* [Instructions for the task]
Figure out how many lines of the material below contain the word "this". Answer with the number only.

[Rows from a dataset]
— begin —

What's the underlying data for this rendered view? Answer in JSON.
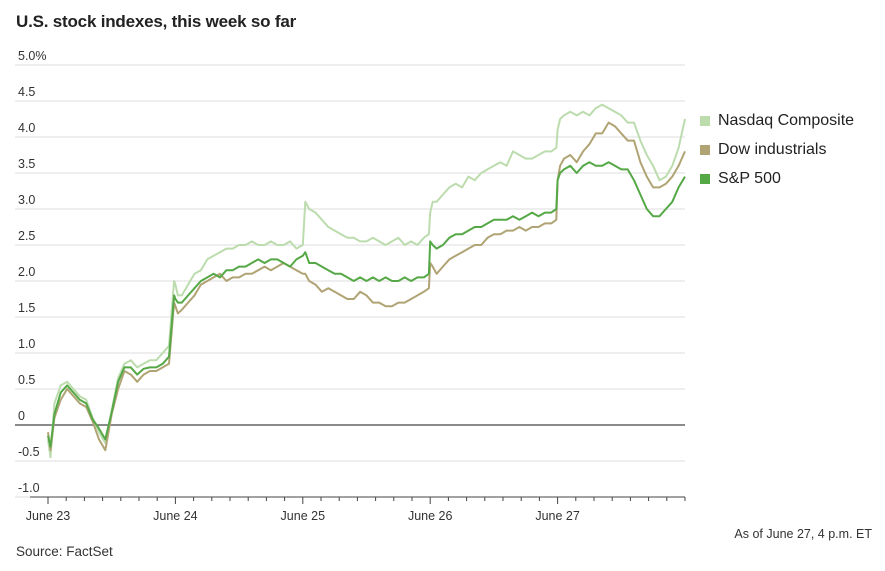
{
  "chart_data": {
    "type": "line",
    "title": "U.S. stock indexes, this week so far",
    "ylim": [
      -1.0,
      5.0
    ],
    "y_ticks": [
      {
        "value": 5.0,
        "label": "5.0%"
      },
      {
        "value": 4.5,
        "label": "4.5"
      },
      {
        "value": 4.0,
        "label": "4.0"
      },
      {
        "value": 3.5,
        "label": "3.5"
      },
      {
        "value": 3.0,
        "label": "3.0"
      },
      {
        "value": 2.5,
        "label": "2.5"
      },
      {
        "value": 2.0,
        "label": "2.0"
      },
      {
        "value": 1.5,
        "label": "1.5"
      },
      {
        "value": 1.0,
        "label": "1.0"
      },
      {
        "value": 0.5,
        "label": "0.5"
      },
      {
        "value": 0,
        "label": "0"
      },
      {
        "value": -0.5,
        "label": "-0.5"
      },
      {
        "value": -1.0,
        "label": "-1.0"
      }
    ],
    "x_labels": [
      "June 23",
      "June 24",
      "June 25",
      "June 26",
      "June 27"
    ],
    "x_domain": [
      0,
      5
    ],
    "series": [
      {
        "name": "Nasdaq Composite",
        "color": "#bcdcae",
        "x": [
          0,
          0.02,
          0.05,
          0.1,
          0.15,
          0.2,
          0.25,
          0.3,
          0.35,
          0.4,
          0.45,
          0.5,
          0.55,
          0.6,
          0.65,
          0.7,
          0.75,
          0.8,
          0.85,
          0.9,
          0.95,
          0.99,
          1.0,
          1.02,
          1.05,
          1.1,
          1.15,
          1.2,
          1.25,
          1.3,
          1.35,
          1.4,
          1.45,
          1.5,
          1.55,
          1.6,
          1.65,
          1.7,
          1.75,
          1.8,
          1.85,
          1.9,
          1.95,
          2.0,
          2.02,
          2.05,
          2.1,
          2.15,
          2.2,
          2.25,
          2.3,
          2.35,
          2.4,
          2.45,
          2.5,
          2.55,
          2.6,
          2.65,
          2.7,
          2.75,
          2.8,
          2.85,
          2.9,
          2.95,
          2.99,
          3.0,
          3.02,
          3.05,
          3.1,
          3.15,
          3.2,
          3.25,
          3.3,
          3.35,
          3.4,
          3.45,
          3.5,
          3.55,
          3.6,
          3.65,
          3.7,
          3.75,
          3.8,
          3.85,
          3.9,
          3.95,
          3.99,
          4.0,
          4.02,
          4.05,
          4.1,
          4.15,
          4.2,
          4.25,
          4.3,
          4.35,
          4.4,
          4.45,
          4.5,
          4.55,
          4.6,
          4.65,
          4.7,
          4.75,
          4.8,
          4.85,
          4.9,
          4.95,
          5.0
        ],
        "values": [
          -0.2,
          -0.45,
          0.3,
          0.55,
          0.6,
          0.5,
          0.4,
          0.35,
          0.1,
          -0.1,
          -0.25,
          0.2,
          0.65,
          0.85,
          0.9,
          0.8,
          0.85,
          0.9,
          0.9,
          1.0,
          1.1,
          2.0,
          1.95,
          1.8,
          1.8,
          1.95,
          2.1,
          2.15,
          2.3,
          2.35,
          2.4,
          2.45,
          2.45,
          2.5,
          2.5,
          2.55,
          2.5,
          2.5,
          2.55,
          2.5,
          2.5,
          2.55,
          2.45,
          2.5,
          3.1,
          3.0,
          2.95,
          2.85,
          2.75,
          2.7,
          2.65,
          2.6,
          2.6,
          2.55,
          2.55,
          2.6,
          2.55,
          2.5,
          2.55,
          2.6,
          2.5,
          2.55,
          2.5,
          2.6,
          2.65,
          2.95,
          3.1,
          3.1,
          3.2,
          3.3,
          3.35,
          3.3,
          3.45,
          3.4,
          3.5,
          3.55,
          3.6,
          3.65,
          3.6,
          3.8,
          3.75,
          3.7,
          3.7,
          3.75,
          3.8,
          3.8,
          3.85,
          4.1,
          4.25,
          4.3,
          4.35,
          4.3,
          4.35,
          4.3,
          4.4,
          4.45,
          4.4,
          4.35,
          4.3,
          4.2,
          4.2,
          3.95,
          3.75,
          3.6,
          3.4,
          3.45,
          3.6,
          3.85,
          4.25
        ]
      },
      {
        "name": "Dow industrials",
        "color": "#b0a374",
        "x": [
          0,
          0.02,
          0.05,
          0.1,
          0.15,
          0.2,
          0.25,
          0.3,
          0.35,
          0.4,
          0.45,
          0.5,
          0.55,
          0.6,
          0.65,
          0.7,
          0.75,
          0.8,
          0.85,
          0.9,
          0.95,
          0.99,
          1.0,
          1.02,
          1.05,
          1.1,
          1.15,
          1.2,
          1.25,
          1.3,
          1.35,
          1.4,
          1.45,
          1.5,
          1.55,
          1.6,
          1.65,
          1.7,
          1.75,
          1.8,
          1.85,
          1.9,
          1.95,
          2.0,
          2.02,
          2.05,
          2.1,
          2.15,
          2.2,
          2.25,
          2.3,
          2.35,
          2.4,
          2.45,
          2.5,
          2.55,
          2.6,
          2.65,
          2.7,
          2.75,
          2.8,
          2.85,
          2.9,
          2.95,
          2.99,
          3.0,
          3.02,
          3.05,
          3.1,
          3.15,
          3.2,
          3.25,
          3.3,
          3.35,
          3.4,
          3.45,
          3.5,
          3.55,
          3.6,
          3.65,
          3.7,
          3.75,
          3.8,
          3.85,
          3.9,
          3.95,
          3.99,
          4.0,
          4.02,
          4.05,
          4.1,
          4.15,
          4.2,
          4.25,
          4.3,
          4.35,
          4.4,
          4.45,
          4.5,
          4.55,
          4.6,
          4.65,
          4.7,
          4.75,
          4.8,
          4.85,
          4.9,
          4.95,
          5.0
        ],
        "values": [
          -0.1,
          -0.35,
          0.1,
          0.35,
          0.5,
          0.4,
          0.3,
          0.25,
          0.05,
          -0.2,
          -0.35,
          0.15,
          0.5,
          0.75,
          0.7,
          0.6,
          0.7,
          0.75,
          0.75,
          0.8,
          0.85,
          1.7,
          1.65,
          1.55,
          1.6,
          1.7,
          1.8,
          1.95,
          2.0,
          2.05,
          2.1,
          2.0,
          2.05,
          2.05,
          2.1,
          2.1,
          2.15,
          2.2,
          2.15,
          2.2,
          2.25,
          2.2,
          2.15,
          2.1,
          2.1,
          2.0,
          1.95,
          1.85,
          1.9,
          1.85,
          1.8,
          1.75,
          1.75,
          1.85,
          1.8,
          1.7,
          1.7,
          1.65,
          1.65,
          1.7,
          1.7,
          1.75,
          1.8,
          1.85,
          1.9,
          2.25,
          2.2,
          2.1,
          2.2,
          2.3,
          2.35,
          2.4,
          2.45,
          2.5,
          2.5,
          2.6,
          2.65,
          2.65,
          2.7,
          2.7,
          2.75,
          2.7,
          2.75,
          2.75,
          2.8,
          2.8,
          2.85,
          3.4,
          3.6,
          3.7,
          3.75,
          3.65,
          3.8,
          3.9,
          4.05,
          4.05,
          4.2,
          4.15,
          4.05,
          3.95,
          3.95,
          3.65,
          3.45,
          3.3,
          3.3,
          3.35,
          3.45,
          3.6,
          3.8
        ]
      },
      {
        "name": "S&P 500",
        "color": "#55a846",
        "x": [
          0,
          0.02,
          0.05,
          0.1,
          0.15,
          0.2,
          0.25,
          0.3,
          0.35,
          0.4,
          0.45,
          0.5,
          0.55,
          0.6,
          0.65,
          0.7,
          0.75,
          0.8,
          0.85,
          0.9,
          0.95,
          0.99,
          1.0,
          1.02,
          1.05,
          1.1,
          1.15,
          1.2,
          1.25,
          1.3,
          1.35,
          1.4,
          1.45,
          1.5,
          1.55,
          1.6,
          1.65,
          1.7,
          1.75,
          1.8,
          1.85,
          1.9,
          1.95,
          2.0,
          2.02,
          2.05,
          2.1,
          2.15,
          2.2,
          2.25,
          2.3,
          2.35,
          2.4,
          2.45,
          2.5,
          2.55,
          2.6,
          2.65,
          2.7,
          2.75,
          2.8,
          2.85,
          2.9,
          2.95,
          2.99,
          3.0,
          3.02,
          3.05,
          3.1,
          3.15,
          3.2,
          3.25,
          3.3,
          3.35,
          3.4,
          3.45,
          3.5,
          3.55,
          3.6,
          3.65,
          3.7,
          3.75,
          3.8,
          3.85,
          3.9,
          3.95,
          3.99,
          4.0,
          4.02,
          4.05,
          4.1,
          4.15,
          4.2,
          4.25,
          4.3,
          4.35,
          4.4,
          4.45,
          4.5,
          4.55,
          4.6,
          4.65,
          4.7,
          4.75,
          4.8,
          4.85,
          4.9,
          4.95,
          5.0
        ],
        "values": [
          -0.15,
          -0.3,
          0.15,
          0.45,
          0.55,
          0.45,
          0.35,
          0.3,
          0.08,
          -0.05,
          -0.2,
          0.18,
          0.6,
          0.8,
          0.8,
          0.7,
          0.78,
          0.8,
          0.8,
          0.85,
          0.95,
          1.8,
          1.75,
          1.7,
          1.7,
          1.8,
          1.9,
          2.0,
          2.05,
          2.1,
          2.05,
          2.15,
          2.15,
          2.2,
          2.2,
          2.25,
          2.3,
          2.25,
          2.3,
          2.3,
          2.25,
          2.2,
          2.3,
          2.35,
          2.4,
          2.25,
          2.25,
          2.2,
          2.15,
          2.1,
          2.1,
          2.05,
          2.0,
          2.05,
          2.0,
          2.05,
          2.0,
          2.05,
          2.0,
          2.0,
          2.05,
          2.0,
          2.05,
          2.05,
          2.1,
          2.55,
          2.5,
          2.45,
          2.5,
          2.6,
          2.65,
          2.65,
          2.7,
          2.75,
          2.75,
          2.8,
          2.85,
          2.85,
          2.85,
          2.9,
          2.85,
          2.9,
          2.95,
          2.9,
          2.95,
          2.95,
          3.0,
          3.4,
          3.5,
          3.55,
          3.6,
          3.5,
          3.6,
          3.65,
          3.6,
          3.6,
          3.65,
          3.6,
          3.55,
          3.55,
          3.4,
          3.2,
          3.0,
          2.9,
          2.9,
          3.0,
          3.1,
          3.3,
          3.45
        ]
      }
    ]
  },
  "footnote": "As of June 27, 4 p.m. ET",
  "source": "Source: FactSet"
}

— end —

* [Result of the task]
2